■ **WHAT IS REQUIRED**
Could you print every record below exactly as it appears?
START INPUT FOR THIS TASK
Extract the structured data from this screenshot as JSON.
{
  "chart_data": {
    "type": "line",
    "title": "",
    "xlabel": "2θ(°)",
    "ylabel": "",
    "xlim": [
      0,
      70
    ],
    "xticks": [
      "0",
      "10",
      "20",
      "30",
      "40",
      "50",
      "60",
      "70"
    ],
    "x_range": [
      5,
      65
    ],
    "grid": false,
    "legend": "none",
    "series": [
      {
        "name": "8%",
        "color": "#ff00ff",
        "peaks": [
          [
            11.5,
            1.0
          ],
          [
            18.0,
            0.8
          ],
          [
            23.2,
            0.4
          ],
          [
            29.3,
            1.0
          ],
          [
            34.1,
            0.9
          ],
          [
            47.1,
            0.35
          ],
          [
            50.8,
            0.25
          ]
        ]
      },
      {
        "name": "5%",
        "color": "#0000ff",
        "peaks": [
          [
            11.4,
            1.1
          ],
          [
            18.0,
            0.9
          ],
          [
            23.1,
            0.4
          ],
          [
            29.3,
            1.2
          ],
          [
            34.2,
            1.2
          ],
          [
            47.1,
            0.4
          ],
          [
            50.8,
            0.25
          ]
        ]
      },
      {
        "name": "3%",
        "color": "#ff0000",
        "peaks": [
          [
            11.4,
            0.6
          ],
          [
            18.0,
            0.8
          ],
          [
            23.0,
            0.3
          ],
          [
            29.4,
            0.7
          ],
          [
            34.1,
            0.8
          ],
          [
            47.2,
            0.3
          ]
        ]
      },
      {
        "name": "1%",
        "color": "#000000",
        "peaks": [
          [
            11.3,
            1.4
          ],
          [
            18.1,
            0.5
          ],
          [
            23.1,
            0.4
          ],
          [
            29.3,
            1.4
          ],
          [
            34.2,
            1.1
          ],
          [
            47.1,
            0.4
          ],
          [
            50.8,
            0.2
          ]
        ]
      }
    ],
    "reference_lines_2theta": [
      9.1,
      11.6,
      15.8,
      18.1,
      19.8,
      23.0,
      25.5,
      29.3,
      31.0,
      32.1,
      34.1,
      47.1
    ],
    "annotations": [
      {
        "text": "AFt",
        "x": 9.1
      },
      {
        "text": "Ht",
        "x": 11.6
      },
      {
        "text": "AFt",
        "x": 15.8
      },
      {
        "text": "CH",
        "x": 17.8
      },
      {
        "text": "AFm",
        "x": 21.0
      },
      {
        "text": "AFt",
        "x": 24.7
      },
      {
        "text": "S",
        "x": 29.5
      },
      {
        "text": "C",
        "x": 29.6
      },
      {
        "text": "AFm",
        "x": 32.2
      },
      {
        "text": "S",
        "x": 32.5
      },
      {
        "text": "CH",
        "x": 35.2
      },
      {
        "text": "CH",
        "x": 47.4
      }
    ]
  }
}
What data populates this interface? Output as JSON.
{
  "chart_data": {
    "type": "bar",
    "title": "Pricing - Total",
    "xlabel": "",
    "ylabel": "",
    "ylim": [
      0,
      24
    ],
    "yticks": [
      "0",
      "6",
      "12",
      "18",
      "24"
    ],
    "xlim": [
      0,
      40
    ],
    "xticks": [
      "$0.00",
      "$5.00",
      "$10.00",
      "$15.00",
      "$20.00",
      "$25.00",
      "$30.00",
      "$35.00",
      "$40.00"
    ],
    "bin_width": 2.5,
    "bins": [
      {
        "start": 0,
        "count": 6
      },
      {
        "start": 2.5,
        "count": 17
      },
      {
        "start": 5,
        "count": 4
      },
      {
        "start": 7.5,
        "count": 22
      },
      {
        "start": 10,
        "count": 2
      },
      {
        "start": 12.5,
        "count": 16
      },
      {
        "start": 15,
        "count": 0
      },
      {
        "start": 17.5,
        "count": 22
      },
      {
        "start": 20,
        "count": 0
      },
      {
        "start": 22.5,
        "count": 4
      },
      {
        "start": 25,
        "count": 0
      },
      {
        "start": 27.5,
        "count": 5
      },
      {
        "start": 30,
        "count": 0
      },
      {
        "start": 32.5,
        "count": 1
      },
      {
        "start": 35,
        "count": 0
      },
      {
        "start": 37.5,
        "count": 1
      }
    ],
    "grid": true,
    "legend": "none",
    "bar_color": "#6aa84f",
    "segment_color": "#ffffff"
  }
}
END INPUT FOR THIS TASK
■ **RESULT FOR THIS EXERCISE**
Extract the structured data from this screenshot as JSON.
{
  "chart_data": {
    "type": "line",
    "title": "",
    "xlabel": "2θ(°)",
    "ylabel": "",
    "xlim": [
      0,
      70
    ],
    "xticks": [
      "0",
      "10",
      "20",
      "30",
      "40",
      "50",
      "60",
      "70"
    ],
    "x_range": [
      5,
      65
    ],
    "grid": false,
    "legend": "none",
    "series": [
      {
        "name": "8%",
        "color": "#ff00ff",
        "peaks": [
          [
            11.5,
            1.0
          ],
          [
            18.0,
            0.8
          ],
          [
            23.2,
            0.4
          ],
          [
            29.3,
            1.0
          ],
          [
            34.1,
            0.9
          ],
          [
            47.1,
            0.35
          ],
          [
            50.8,
            0.25
          ]
        ]
      },
      {
        "name": "5%",
        "color": "#0000ff",
        "peaks": [
          [
            11.4,
            1.1
          ],
          [
            18.0,
            0.9
          ],
          [
            23.1,
            0.4
          ],
          [
            29.3,
            1.2
          ],
          [
            34.2,
            1.2
          ],
          [
            47.1,
            0.4
          ],
          [
            50.8,
            0.25
          ]
        ]
      },
      {
        "name": "3%",
        "color": "#ff0000",
        "peaks": [
          [
            11.4,
            0.6
          ],
          [
            18.0,
            0.8
          ],
          [
            23.0,
            0.3
          ],
          [
            29.4,
            0.7
          ],
          [
            34.1,
            0.8
          ],
          [
            47.2,
            0.3
          ]
        ]
      },
      {
        "name": "1%",
        "color": "#000000",
        "peaks": [
          [
            11.3,
            1.4
          ],
          [
            18.1,
            0.5
          ],
          [
            23.1,
            0.4
          ],
          [
            29.3,
            1.4
          ],
          [
            34.2,
            1.1
          ],
          [
            47.1,
            0.4
          ],
          [
            50.8,
            0.2
          ]
        ]
      }
    ],
    "reference_lines_2theta": [
      9.1,
      11.6,
      15.8,
      18.1,
      19.8,
      23.0,
      25.5,
      29.3,
      31.0,
      32.1,
      34.1,
      47.1
    ],
    "annotations": [
      {
        "text": "AFt",
        "x": 9.1
      },
      {
        "text": "Ht",
        "x": 11.6
      },
      {
        "text": "AFt",
        "x": 15.8
      },
      {
        "text": "CH",
        "x": 17.8
      },
      {
        "text": "AFm",
        "x": 21.0
      },
      {
        "text": "AFt",
        "x": 24.7
      },
      {
        "text": "S",
        "x": 29.5
      },
      {
        "text": "C",
        "x": 29.6
      },
      {
        "text": "AFm",
        "x": 32.2
      },
      {
        "text": "S",
        "x": 32.5
      },
      {
        "text": "CH",
        "x": 35.2
      },
      {
        "text": "CH",
        "x": 47.4
      }
    ]
  }
}
What data populates this interface? Output as JSON.
{
  "chart_data": {
    "type": "bar",
    "title": "Pricing - Total",
    "xlabel": "",
    "ylabel": "",
    "ylim": [
      0,
      24
    ],
    "yticks": [
      "0",
      "6",
      "12",
      "18",
      "24"
    ],
    "xlim": [
      0,
      40
    ],
    "xticks": [
      "$0.00",
      "$5.00",
      "$10.00",
      "$15.00",
      "$20.00",
      "$25.00",
      "$30.00",
      "$35.00",
      "$40.00"
    ],
    "bin_width": 2.5,
    "bins": [
      {
        "start": 0,
        "count": 6
      },
      {
        "start": 2.5,
        "count": 17
      },
      {
        "start": 5,
        "count": 4
      },
      {
        "start": 7.5,
        "count": 22
      },
      {
        "start": 10,
        "count": 2
      },
      {
        "start": 12.5,
        "count": 16
      },
      {
        "start": 15,
        "count": 0
      },
      {
        "start": 17.5,
        "count": 22
      },
      {
        "start": 20,
        "count": 0
      },
      {
        "start": 22.5,
        "count": 4
      },
      {
        "start": 25,
        "count": 0
      },
      {
        "start": 27.5,
        "count": 5
      },
      {
        "start": 30,
        "count": 0
      },
      {
        "start": 32.5,
        "count": 1
      },
      {
        "start": 35,
        "count": 0
      },
      {
        "start": 37.5,
        "count": 1
      }
    ],
    "grid": true,
    "legend": "none",
    "bar_color": "#6aa84f",
    "segment_color": "#ffffff"
  }
}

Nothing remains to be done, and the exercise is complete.